+++ Stored records

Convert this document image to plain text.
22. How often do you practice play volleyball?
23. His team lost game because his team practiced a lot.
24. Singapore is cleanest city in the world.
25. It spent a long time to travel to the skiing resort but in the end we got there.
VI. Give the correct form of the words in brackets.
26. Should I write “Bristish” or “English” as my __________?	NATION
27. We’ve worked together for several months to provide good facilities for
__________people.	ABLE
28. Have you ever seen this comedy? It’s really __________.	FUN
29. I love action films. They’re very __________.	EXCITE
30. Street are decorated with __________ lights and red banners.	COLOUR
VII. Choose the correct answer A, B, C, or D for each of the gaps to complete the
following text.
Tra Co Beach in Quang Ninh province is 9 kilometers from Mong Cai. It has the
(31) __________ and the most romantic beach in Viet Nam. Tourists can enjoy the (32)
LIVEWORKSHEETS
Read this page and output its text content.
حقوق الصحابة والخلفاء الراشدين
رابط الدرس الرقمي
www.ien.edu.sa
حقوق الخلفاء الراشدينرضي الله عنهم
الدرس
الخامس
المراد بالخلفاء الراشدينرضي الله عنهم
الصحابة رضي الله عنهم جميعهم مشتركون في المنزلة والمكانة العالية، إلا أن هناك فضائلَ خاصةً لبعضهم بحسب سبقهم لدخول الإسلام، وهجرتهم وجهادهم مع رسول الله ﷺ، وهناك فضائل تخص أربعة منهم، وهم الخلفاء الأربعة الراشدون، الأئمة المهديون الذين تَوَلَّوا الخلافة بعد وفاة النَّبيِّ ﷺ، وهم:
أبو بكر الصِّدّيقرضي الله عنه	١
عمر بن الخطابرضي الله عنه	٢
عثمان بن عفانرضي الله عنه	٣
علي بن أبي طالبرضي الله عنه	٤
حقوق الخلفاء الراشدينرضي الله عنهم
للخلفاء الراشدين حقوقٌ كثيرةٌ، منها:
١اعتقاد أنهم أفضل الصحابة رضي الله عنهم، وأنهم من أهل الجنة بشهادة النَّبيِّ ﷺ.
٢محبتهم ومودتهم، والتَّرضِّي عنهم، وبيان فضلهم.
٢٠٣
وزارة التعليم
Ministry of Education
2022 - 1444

++++++

# [What this task involves]
Type the whole listing again, unaltered.

# [Response]
Convert this document image to plain text.
22. How often do you practice play volleyball?
23. His team lost game because his team practiced a lot.
24. Singapore is cleanest city in the world.
25. It spent a long time to travel to the skiing resort but in the end we got there.
VI. Give the correct form of the words in brackets.
26. Should I write “Bristish” or “English” as my __________?	NATION
27. We’ve worked together for several months to provide good facilities for
__________people.	ABLE
28. Have you ever seen this comedy? It’s really __________.	FUN
29. I love action films. They’re very __________.	EXCITE
30. Street are decorated with __________ lights and red banners.	COLOUR
VII. Choose the correct answer A, B, C, or D for each of the gaps to complete the
following text.
Tra Co Beach in Quang Ninh province is 9 kilometers from Mong Cai. It has the
(31) __________ and the most romantic beach in Viet Nam. Tourists can enjoy the (32)
LIVEWORKSHEETS
Read this page and output its text content.
حقوق الصحابة والخلفاء الراشدين
رابط الدرس الرقمي
www.ien.edu.sa
حقوق الخلفاء الراشدينرضي الله عنهم
الدرس
الخامس
المراد بالخلفاء الراشدينرضي الله عنهم
الصحابة رضي الله عنهم جميعهم مشتركون في المنزلة والمكانة العالية، إلا أن هناك فضائلَ خاصةً لبعضهم بحسب سبقهم لدخول الإسلام، وهجرتهم وجهادهم مع رسول الله ﷺ، وهناك فضائل تخص أربعة منهم، وهم الخلفاء الأربعة الراشدون، الأئمة المهديون الذين تَوَلَّوا الخلافة بعد وفاة النَّبيِّ ﷺ، وهم:
أبو بكر الصِّدّيقرضي الله عنه	١
عمر بن الخطابرضي الله عنه	٢
عثمان بن عفانرضي الله عنه	٣
علي بن أبي طالبرضي الله عنه	٤
حقوق الخلفاء الراشدينرضي الله عنهم
للخلفاء الراشدين حقوقٌ كثيرةٌ، منها:
١اعتقاد أنهم أفضل الصحابة رضي الله عنهم، وأنهم من أهل الجنة بشهادة النَّبيِّ ﷺ.
٢محبتهم ومودتهم، والتَّرضِّي عنهم، وبيان فضلهم.
٢٠٣
وزارة التعليم
Ministry of Education
2022 - 1444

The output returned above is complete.